= GIVEN RECORDS =
++++++++

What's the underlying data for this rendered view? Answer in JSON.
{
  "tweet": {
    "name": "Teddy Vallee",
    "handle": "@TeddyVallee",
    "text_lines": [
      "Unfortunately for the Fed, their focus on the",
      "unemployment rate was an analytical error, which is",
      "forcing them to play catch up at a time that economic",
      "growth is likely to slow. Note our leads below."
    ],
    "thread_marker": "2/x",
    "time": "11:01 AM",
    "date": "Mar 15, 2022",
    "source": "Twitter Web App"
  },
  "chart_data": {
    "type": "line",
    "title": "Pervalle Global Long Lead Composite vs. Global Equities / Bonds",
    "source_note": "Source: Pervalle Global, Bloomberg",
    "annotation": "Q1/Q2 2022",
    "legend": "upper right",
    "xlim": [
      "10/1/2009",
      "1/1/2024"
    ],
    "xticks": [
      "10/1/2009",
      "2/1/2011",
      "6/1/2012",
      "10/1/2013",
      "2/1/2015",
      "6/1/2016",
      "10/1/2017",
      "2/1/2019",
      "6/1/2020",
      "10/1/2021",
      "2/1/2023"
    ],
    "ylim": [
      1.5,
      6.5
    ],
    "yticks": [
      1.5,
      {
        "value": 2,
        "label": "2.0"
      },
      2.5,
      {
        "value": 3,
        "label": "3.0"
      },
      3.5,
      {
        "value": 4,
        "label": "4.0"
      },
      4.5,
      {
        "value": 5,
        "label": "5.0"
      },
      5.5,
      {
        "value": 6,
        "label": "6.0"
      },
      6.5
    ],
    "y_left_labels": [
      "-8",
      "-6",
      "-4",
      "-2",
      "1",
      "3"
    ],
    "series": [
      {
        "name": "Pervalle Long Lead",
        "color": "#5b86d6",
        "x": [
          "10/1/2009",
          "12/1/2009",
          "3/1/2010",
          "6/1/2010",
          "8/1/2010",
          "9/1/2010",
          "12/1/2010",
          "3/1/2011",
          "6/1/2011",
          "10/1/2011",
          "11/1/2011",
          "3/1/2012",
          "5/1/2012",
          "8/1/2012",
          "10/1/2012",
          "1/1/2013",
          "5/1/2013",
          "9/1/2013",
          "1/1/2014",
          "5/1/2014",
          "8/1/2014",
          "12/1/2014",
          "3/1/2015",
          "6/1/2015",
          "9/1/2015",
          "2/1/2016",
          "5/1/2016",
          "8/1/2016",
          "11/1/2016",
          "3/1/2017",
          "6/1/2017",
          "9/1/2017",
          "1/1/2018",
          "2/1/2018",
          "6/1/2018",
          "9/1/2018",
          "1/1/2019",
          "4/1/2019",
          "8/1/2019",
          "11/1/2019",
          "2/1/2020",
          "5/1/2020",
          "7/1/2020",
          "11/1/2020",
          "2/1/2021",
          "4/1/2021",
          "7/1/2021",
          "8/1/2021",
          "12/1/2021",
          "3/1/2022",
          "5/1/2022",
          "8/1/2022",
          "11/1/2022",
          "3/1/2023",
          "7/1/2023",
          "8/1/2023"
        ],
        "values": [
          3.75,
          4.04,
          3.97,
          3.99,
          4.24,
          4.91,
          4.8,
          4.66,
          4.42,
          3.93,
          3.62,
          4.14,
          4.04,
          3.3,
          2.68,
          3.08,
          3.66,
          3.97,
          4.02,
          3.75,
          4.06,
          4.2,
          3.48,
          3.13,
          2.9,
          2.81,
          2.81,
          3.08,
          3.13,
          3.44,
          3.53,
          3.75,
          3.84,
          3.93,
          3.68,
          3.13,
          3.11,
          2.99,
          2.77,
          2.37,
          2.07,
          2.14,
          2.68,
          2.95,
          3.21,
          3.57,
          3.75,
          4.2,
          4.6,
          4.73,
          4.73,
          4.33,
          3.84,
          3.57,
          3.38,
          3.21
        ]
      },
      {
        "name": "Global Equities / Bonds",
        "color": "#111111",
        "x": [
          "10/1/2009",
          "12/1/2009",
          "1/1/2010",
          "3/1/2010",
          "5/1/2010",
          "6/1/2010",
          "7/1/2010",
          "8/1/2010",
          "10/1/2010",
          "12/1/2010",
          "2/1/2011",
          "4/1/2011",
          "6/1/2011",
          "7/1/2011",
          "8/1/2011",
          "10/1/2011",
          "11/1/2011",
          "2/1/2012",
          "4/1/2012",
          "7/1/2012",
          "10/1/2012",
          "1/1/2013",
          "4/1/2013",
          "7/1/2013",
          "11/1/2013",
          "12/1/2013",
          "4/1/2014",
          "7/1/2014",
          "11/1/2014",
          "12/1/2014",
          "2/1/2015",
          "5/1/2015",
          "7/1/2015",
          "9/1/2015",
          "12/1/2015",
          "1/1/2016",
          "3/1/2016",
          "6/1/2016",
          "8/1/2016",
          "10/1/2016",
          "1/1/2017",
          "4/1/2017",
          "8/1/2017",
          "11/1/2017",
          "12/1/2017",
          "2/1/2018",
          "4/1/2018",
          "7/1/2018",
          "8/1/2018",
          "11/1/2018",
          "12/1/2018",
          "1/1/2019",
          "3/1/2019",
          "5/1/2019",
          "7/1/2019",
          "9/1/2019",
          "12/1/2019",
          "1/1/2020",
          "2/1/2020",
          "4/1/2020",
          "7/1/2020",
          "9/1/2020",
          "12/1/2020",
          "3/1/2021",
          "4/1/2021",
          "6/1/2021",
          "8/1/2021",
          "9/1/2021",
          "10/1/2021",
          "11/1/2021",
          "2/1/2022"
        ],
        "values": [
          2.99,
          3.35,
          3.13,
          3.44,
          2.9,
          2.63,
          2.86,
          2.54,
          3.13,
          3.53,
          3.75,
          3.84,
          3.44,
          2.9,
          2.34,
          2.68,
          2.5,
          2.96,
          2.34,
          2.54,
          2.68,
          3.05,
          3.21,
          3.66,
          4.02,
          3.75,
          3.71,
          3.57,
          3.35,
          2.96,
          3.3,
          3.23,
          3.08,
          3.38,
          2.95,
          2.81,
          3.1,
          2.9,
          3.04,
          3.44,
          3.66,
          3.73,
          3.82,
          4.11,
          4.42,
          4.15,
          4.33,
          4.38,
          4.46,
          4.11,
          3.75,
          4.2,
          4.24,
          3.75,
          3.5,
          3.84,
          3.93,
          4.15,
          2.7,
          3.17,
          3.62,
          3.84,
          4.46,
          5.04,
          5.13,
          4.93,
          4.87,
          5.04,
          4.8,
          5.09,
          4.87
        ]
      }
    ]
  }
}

++++++++

= WHAT THE TASK ASKS =
Above are the records; retype every one exactly.

= RESPONSE TO THIS TASK =
What's the underlying data for this rendered view? Answer in JSON.
{
  "tweet": {
    "name": "Teddy Vallee",
    "handle": "@TeddyVallee",
    "text_lines": [
      "Unfortunately for the Fed, their focus on the",
      "unemployment rate was an analytical error, which is",
      "forcing them to play catch up at a time that economic",
      "growth is likely to slow. Note our leads below."
    ],
    "thread_marker": "2/x",
    "time": "11:01 AM",
    "date": "Mar 15, 2022",
    "source": "Twitter Web App"
  },
  "chart_data": {
    "type": "line",
    "title": "Pervalle Global Long Lead Composite vs. Global Equities / Bonds",
    "source_note": "Source: Pervalle Global, Bloomberg",
    "annotation": "Q1/Q2 2022",
    "legend": "upper right",
    "xlim": [
      "10/1/2009",
      "1/1/2024"
    ],
    "xticks": [
      "10/1/2009",
      "2/1/2011",
      "6/1/2012",
      "10/1/2013",
      "2/1/2015",
      "6/1/2016",
      "10/1/2017",
      "2/1/2019",
      "6/1/2020",
      "10/1/2021",
      "2/1/2023"
    ],
    "ylim": [
      1.5,
      6.5
    ],
    "yticks": [
      1.5,
      {
        "value": 2,
        "label": "2.0"
      },
      2.5,
      {
        "value": 3,
        "label": "3.0"
      },
      3.5,
      {
        "value": 4,
        "label": "4.0"
      },
      4.5,
      {
        "value": 5,
        "label": "5.0"
      },
      5.5,
      {
        "value": 6,
        "label": "6.0"
      },
      6.5
    ],
    "y_left_labels": [
      "-8",
      "-6",
      "-4",
      "-2",
      "1",
      "3"
    ],
    "series": [
      {
        "name": "Pervalle Long Lead",
        "color": "#5b86d6",
        "x": [
          "10/1/2009",
          "12/1/2009",
          "3/1/2010",
          "6/1/2010",
          "8/1/2010",
          "9/1/2010",
          "12/1/2010",
          "3/1/2011",
          "6/1/2011",
          "10/1/2011",
          "11/1/2011",
          "3/1/2012",
          "5/1/2012",
          "8/1/2012",
          "10/1/2012",
          "1/1/2013",
          "5/1/2013",
          "9/1/2013",
          "1/1/2014",
          "5/1/2014",
          "8/1/2014",
          "12/1/2014",
          "3/1/2015",
          "6/1/2015",
          "9/1/2015",
          "2/1/2016",
          "5/1/2016",
          "8/1/2016",
          "11/1/2016",
          "3/1/2017",
          "6/1/2017",
          "9/1/2017",
          "1/1/2018",
          "2/1/2018",
          "6/1/2018",
          "9/1/2018",
          "1/1/2019",
          "4/1/2019",
          "8/1/2019",
          "11/1/2019",
          "2/1/2020",
          "5/1/2020",
          "7/1/2020",
          "11/1/2020",
          "2/1/2021",
          "4/1/2021",
          "7/1/2021",
          "8/1/2021",
          "12/1/2021",
          "3/1/2022",
          "5/1/2022",
          "8/1/2022",
          "11/1/2022",
          "3/1/2023",
          "7/1/2023",
          "8/1/2023"
        ],
        "values": [
          3.75,
          4.04,
          3.97,
          3.99,
          4.24,
          4.91,
          4.8,
          4.66,
          4.42,
          3.93,
          3.62,
          4.14,
          4.04,
          3.3,
          2.68,
          3.08,
          3.66,
          3.97,
          4.02,
          3.75,
          4.06,
          4.2,
          3.48,
          3.13,
          2.9,
          2.81,
          2.81,
          3.08,
          3.13,
          3.44,
          3.53,
          3.75,
          3.84,
          3.93,
          3.68,
          3.13,
          3.11,
          2.99,
          2.77,
          2.37,
          2.07,
          2.14,
          2.68,
          2.95,
          3.21,
          3.57,
          3.75,
          4.2,
          4.6,
          4.73,
          4.73,
          4.33,
          3.84,
          3.57,
          3.38,
          3.21
        ]
      },
      {
        "name": "Global Equities / Bonds",
        "color": "#111111",
        "x": [
          "10/1/2009",
          "12/1/2009",
          "1/1/2010",
          "3/1/2010",
          "5/1/2010",
          "6/1/2010",
          "7/1/2010",
          "8/1/2010",
          "10/1/2010",
          "12/1/2010",
          "2/1/2011",
          "4/1/2011",
          "6/1/2011",
          "7/1/2011",
          "8/1/2011",
          "10/1/2011",
          "11/1/2011",
          "2/1/2012",
          "4/1/2012",
          "7/1/2012",
          "10/1/2012",
          "1/1/2013",
          "4/1/2013",
          "7/1/2013",
          "11/1/2013",
          "12/1/2013",
          "4/1/2014",
          "7/1/2014",
          "11/1/2014",
          "12/1/2014",
          "2/1/2015",
          "5/1/2015",
          "7/1/2015",
          "9/1/2015",
          "12/1/2015",
          "1/1/2016",
          "3/1/2016",
          "6/1/2016",
          "8/1/2016",
          "10/1/2016",
          "1/1/2017",
          "4/1/2017",
          "8/1/2017",
          "11/1/2017",
          "12/1/2017",
          "2/1/2018",
          "4/1/2018",
          "7/1/2018",
          "8/1/2018",
          "11/1/2018",
          "12/1/2018",
          "1/1/2019",
          "3/1/2019",
          "5/1/2019",
          "7/1/2019",
          "9/1/2019",
          "12/1/2019",
          "1/1/2020",
          "2/1/2020",
          "4/1/2020",
          "7/1/2020",
          "9/1/2020",
          "12/1/2020",
          "3/1/2021",
          "4/1/2021",
          "6/1/2021",
          "8/1/2021",
          "9/1/2021",
          "10/1/2021",
          "11/1/2021",
          "2/1/2022"
        ],
        "values": [
          2.99,
          3.35,
          3.13,
          3.44,
          2.9,
          2.63,
          2.86,
          2.54,
          3.13,
          3.53,
          3.75,
          3.84,
          3.44,
          2.9,
          2.34,
          2.68,
          2.5,
          2.96,
          2.34,
          2.54,
          2.68,
          3.05,
          3.21,
          3.66,
          4.02,
          3.75,
          3.71,
          3.57,
          3.35,
          2.96,
          3.3,
          3.23,
          3.08,
          3.38,
          2.95,
          2.81,
          3.1,
          2.9,
          3.04,
          3.44,
          3.66,
          3.73,
          3.82,
          4.11,
          4.42,
          4.15,
          4.33,
          4.38,
          4.46,
          4.11,
          3.75,
          4.2,
          4.24,
          3.75,
          3.5,
          3.84,
          3.93,
          4.15,
          2.7,
          3.17,
          3.62,
          3.84,
          4.46,
          5.04,
          5.13,
          4.93,
          4.87,
          5.04,
          4.8,
          5.09,
          4.87
        ]
      }
    ]
  }
}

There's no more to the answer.